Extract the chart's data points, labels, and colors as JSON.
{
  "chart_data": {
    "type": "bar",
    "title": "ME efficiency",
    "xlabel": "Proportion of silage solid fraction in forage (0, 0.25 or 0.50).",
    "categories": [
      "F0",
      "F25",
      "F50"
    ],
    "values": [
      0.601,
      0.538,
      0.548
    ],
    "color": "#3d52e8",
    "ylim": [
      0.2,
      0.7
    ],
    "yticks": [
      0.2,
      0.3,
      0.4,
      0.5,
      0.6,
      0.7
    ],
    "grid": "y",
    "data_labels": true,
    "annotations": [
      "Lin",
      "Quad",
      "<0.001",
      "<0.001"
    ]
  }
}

######

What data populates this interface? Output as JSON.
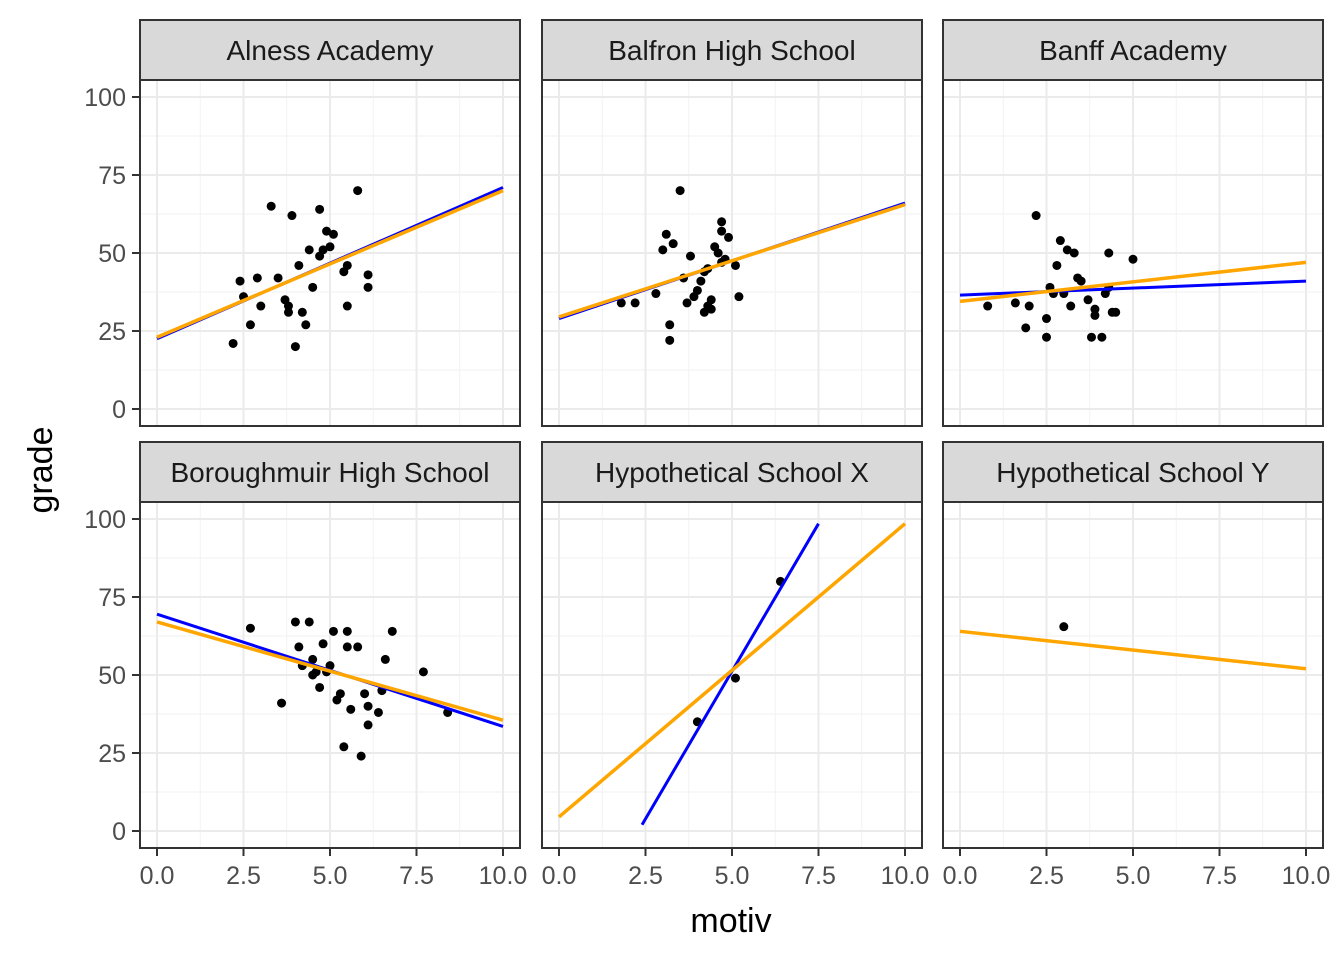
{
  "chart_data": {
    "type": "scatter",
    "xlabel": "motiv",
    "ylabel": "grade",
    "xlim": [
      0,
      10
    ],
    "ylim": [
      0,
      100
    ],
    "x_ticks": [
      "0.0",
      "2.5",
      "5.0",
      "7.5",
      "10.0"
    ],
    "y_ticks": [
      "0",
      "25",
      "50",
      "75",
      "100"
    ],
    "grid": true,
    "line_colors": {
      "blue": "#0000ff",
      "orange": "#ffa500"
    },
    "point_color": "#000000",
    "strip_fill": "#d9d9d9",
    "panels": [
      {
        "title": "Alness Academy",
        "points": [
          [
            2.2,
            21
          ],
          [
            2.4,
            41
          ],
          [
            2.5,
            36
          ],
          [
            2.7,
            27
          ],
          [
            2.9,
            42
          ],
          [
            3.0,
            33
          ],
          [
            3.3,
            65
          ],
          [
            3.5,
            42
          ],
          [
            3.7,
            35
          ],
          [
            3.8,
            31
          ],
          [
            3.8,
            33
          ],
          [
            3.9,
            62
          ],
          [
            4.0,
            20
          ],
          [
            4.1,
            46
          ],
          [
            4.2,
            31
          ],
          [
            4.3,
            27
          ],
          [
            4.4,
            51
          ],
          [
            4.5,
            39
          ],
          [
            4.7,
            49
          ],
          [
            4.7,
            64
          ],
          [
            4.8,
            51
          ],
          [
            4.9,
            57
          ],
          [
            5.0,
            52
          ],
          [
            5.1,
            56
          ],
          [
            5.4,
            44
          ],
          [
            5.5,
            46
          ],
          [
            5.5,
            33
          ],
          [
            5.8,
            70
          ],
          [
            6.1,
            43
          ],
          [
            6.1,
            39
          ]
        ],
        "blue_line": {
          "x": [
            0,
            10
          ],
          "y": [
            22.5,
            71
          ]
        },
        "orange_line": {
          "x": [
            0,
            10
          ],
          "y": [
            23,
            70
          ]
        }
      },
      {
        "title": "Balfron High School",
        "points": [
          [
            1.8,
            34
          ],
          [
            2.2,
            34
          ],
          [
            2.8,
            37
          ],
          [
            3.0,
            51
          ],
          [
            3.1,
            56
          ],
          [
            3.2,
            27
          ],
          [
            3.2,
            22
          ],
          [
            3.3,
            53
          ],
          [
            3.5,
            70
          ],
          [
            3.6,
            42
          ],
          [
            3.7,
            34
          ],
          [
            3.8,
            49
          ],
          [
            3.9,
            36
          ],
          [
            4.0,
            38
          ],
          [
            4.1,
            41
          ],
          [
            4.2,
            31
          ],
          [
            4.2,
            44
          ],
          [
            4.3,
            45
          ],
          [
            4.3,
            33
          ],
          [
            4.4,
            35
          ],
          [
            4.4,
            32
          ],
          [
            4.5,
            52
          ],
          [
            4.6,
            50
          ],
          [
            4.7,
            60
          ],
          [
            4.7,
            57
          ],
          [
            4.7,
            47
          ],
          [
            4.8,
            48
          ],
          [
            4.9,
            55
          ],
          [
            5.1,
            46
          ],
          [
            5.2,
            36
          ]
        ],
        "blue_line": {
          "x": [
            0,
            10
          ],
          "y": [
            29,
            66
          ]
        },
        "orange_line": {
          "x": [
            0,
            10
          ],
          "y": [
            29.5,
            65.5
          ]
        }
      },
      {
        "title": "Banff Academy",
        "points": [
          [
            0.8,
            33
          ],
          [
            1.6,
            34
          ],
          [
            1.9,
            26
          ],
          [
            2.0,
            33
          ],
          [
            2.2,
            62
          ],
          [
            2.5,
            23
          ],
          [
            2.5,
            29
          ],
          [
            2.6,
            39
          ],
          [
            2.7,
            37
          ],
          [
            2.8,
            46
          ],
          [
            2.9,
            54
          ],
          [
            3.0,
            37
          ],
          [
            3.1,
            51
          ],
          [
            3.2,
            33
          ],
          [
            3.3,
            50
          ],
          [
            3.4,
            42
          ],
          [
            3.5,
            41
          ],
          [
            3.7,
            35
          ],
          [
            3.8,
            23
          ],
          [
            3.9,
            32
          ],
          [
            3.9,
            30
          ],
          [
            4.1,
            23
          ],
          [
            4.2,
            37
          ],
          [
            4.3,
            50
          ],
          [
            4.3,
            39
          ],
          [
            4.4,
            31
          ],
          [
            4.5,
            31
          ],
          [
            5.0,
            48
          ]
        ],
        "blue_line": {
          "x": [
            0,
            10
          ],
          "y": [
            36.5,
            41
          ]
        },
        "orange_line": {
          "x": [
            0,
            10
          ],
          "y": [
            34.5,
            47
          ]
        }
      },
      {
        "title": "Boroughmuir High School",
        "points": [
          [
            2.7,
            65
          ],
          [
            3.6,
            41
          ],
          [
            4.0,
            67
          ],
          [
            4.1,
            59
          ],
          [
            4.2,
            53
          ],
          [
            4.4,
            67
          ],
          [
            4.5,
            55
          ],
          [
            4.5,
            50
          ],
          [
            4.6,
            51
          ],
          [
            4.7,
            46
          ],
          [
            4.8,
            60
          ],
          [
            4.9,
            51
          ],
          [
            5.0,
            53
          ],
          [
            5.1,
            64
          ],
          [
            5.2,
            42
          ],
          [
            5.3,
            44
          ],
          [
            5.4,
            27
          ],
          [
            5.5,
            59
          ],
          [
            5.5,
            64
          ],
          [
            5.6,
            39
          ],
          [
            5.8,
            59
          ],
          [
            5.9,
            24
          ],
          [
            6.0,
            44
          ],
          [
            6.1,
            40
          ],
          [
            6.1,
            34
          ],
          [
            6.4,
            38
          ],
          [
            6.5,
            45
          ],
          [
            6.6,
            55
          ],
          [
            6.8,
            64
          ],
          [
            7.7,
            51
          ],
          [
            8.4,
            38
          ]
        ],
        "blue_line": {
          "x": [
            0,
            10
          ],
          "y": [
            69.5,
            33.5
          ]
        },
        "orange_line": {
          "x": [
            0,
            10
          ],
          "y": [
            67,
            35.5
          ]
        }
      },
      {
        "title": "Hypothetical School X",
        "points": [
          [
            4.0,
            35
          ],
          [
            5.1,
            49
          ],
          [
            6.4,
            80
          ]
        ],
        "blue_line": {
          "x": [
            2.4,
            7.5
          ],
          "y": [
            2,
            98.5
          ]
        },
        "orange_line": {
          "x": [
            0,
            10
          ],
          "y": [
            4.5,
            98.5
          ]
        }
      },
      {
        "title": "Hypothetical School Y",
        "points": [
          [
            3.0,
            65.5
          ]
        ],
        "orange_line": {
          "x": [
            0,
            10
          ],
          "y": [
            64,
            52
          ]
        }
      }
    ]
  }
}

######

Your instructions: Track down all lines above with the string "JSON" and copy them.

The completed task:
Extract the chart's data points, labels, and colors as JSON.
What data populates this interface? Output as JSON.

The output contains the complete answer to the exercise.